--- DATASET EXCERPTS ---

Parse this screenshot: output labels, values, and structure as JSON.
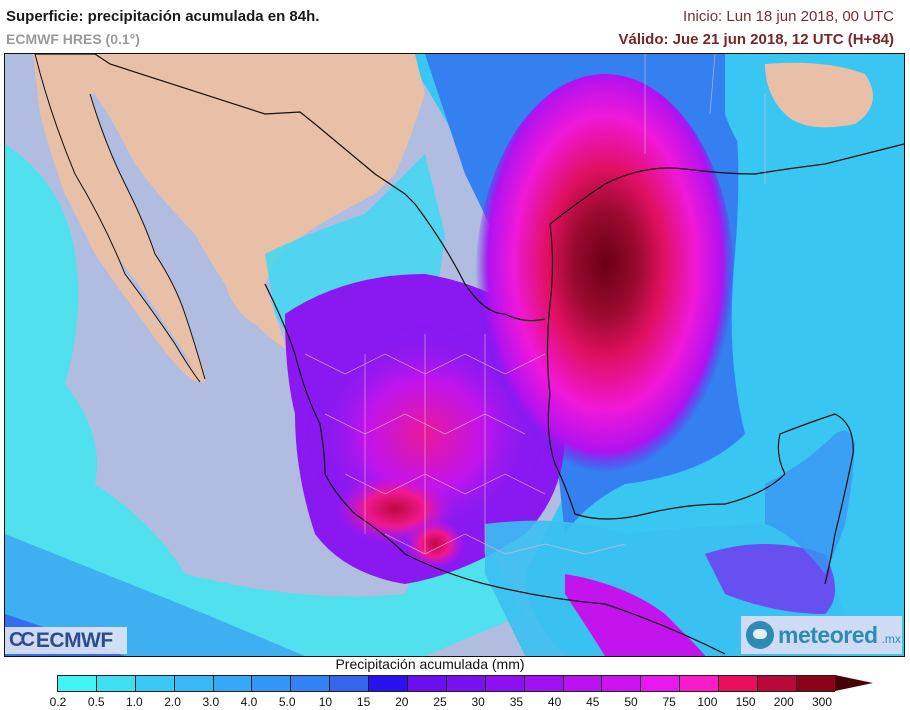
{
  "header": {
    "title": "Superficie: precipitación acumulada en 84h.",
    "model": "ECMWF HRES (0.1°)",
    "init": "Inicio: Lun 18 jun 2018, 00 UTC",
    "valid": "Válido: Jue 21 jun 2018, 12 UTC (H+84)"
  },
  "map": {
    "region": "Mexico, southern USA, Gulf of Mexico, Central America",
    "land_color": "#e8c0a8",
    "ocean_color": "#b0bde0",
    "border_color": "#111111",
    "state_border_color": "#e0b8c8"
  },
  "logos": {
    "ecmwf": "ECMWF",
    "meteored": "meteored",
    "meteored_tld": ".mx"
  },
  "legend": {
    "title": "Precipitación acumulada (mm)",
    "ticks": [
      "0.2",
      "0.5",
      "1.0",
      "2.0",
      "3.0",
      "4.0",
      "5.0",
      "10",
      "15",
      "20",
      "25",
      "30",
      "35",
      "40",
      "45",
      "50",
      "75",
      "100",
      "150",
      "200",
      "300"
    ],
    "colors": [
      "#40f4f4",
      "#40def2",
      "#3cc8f4",
      "#38b8f6",
      "#36a8f6",
      "#3496f4",
      "#3282f2",
      "#3466ec",
      "#2a10ee",
      "#6a10f0",
      "#7a10f2",
      "#8e10f2",
      "#a010f0",
      "#b812ee",
      "#cc12ee",
      "#e618ee",
      "#fa1cc8",
      "#e8105a",
      "#b80a3a",
      "#8a0418"
    ],
    "overflow_color": "#4a0008"
  }
}
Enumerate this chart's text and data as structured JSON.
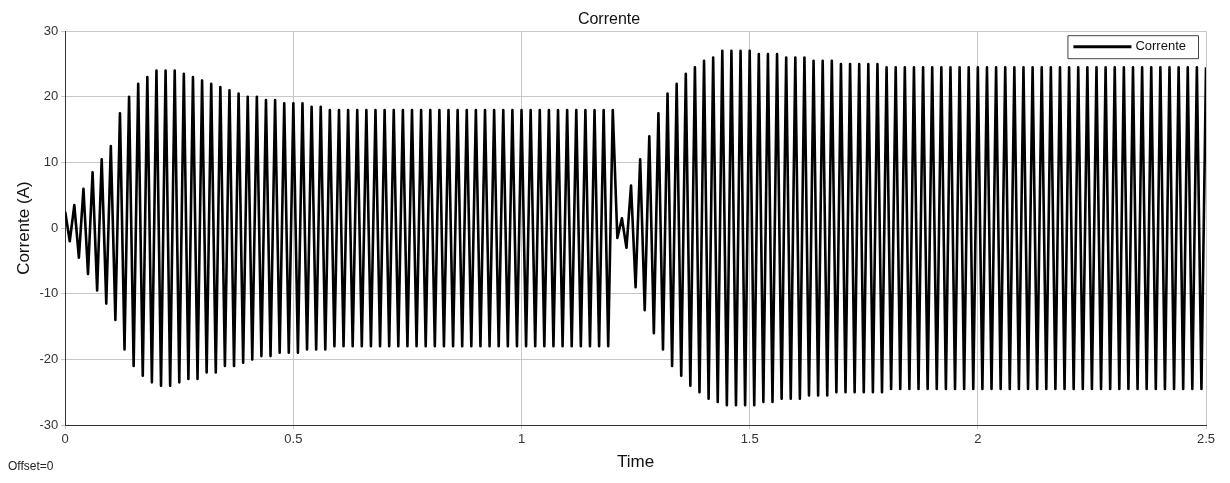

---

_WORK TO COMPLETE:_
Leave the images out and output the remaining material exactly as it stands.

_CORRECT RESPONSE:_
Parse this screenshot: output labels, values, and structure as JSON.
{
  "header": {
    "title": "Superficie: precipitación acumulada en 84h.",
    "model": "ECMWF HRES (0.1°)",
    "init": "Inicio: Lun 18 jun 2018, 00 UTC",
    "valid": "Válido: Jue 21 jun 2018, 12 UTC (H+84)"
  },
  "map": {
    "region": "Mexico, southern USA, Gulf of Mexico, Central America",
    "land_color": "#e8c0a8",
    "ocean_color": "#b0bde0",
    "border_color": "#111111",
    "state_border_color": "#e0b8c8"
  },
  "logos": {
    "ecmwf": "ECMWF",
    "meteored": "meteored",
    "meteored_tld": ".mx"
  },
  "legend": {
    "title": "Precipitación acumulada (mm)",
    "ticks": [
      "0.2",
      "0.5",
      "1.0",
      "2.0",
      "3.0",
      "4.0",
      "5.0",
      "10",
      "15",
      "20",
      "25",
      "30",
      "35",
      "40",
      "45",
      "50",
      "75",
      "100",
      "150",
      "200",
      "300"
    ],
    "colors": [
      "#40f4f4",
      "#40def2",
      "#3cc8f4",
      "#38b8f6",
      "#36a8f6",
      "#3496f4",
      "#3282f2",
      "#3466ec",
      "#2a10ee",
      "#6a10f0",
      "#7a10f2",
      "#8e10f2",
      "#a010f0",
      "#b812ee",
      "#cc12ee",
      "#e618ee",
      "#fa1cc8",
      "#e8105a",
      "#b80a3a",
      "#8a0418"
    ],
    "overflow_color": "#4a0008"
  }
}
Enumerate this chart's text and data as structured JSON.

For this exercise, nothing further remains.